Given request:
Copy all lines in which the word "Production" can be found.
# start of Input material
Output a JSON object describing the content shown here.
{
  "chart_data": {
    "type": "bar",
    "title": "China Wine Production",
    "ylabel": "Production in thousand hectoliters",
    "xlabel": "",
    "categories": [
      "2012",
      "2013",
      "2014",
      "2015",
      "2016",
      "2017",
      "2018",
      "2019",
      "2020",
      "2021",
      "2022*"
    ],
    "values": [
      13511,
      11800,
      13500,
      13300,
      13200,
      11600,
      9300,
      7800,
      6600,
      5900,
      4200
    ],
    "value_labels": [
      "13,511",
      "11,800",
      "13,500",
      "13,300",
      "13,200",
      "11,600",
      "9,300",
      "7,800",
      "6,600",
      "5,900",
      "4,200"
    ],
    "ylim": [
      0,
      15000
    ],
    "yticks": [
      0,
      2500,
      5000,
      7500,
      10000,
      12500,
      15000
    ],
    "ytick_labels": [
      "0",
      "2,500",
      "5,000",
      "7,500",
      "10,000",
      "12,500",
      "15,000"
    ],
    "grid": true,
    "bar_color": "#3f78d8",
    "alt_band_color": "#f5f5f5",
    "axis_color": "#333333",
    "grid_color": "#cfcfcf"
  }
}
# end of Input material
Solution to this exercise:
    "title": "China Wine Production",
    "ylabel": "Production in thousand hectoliters",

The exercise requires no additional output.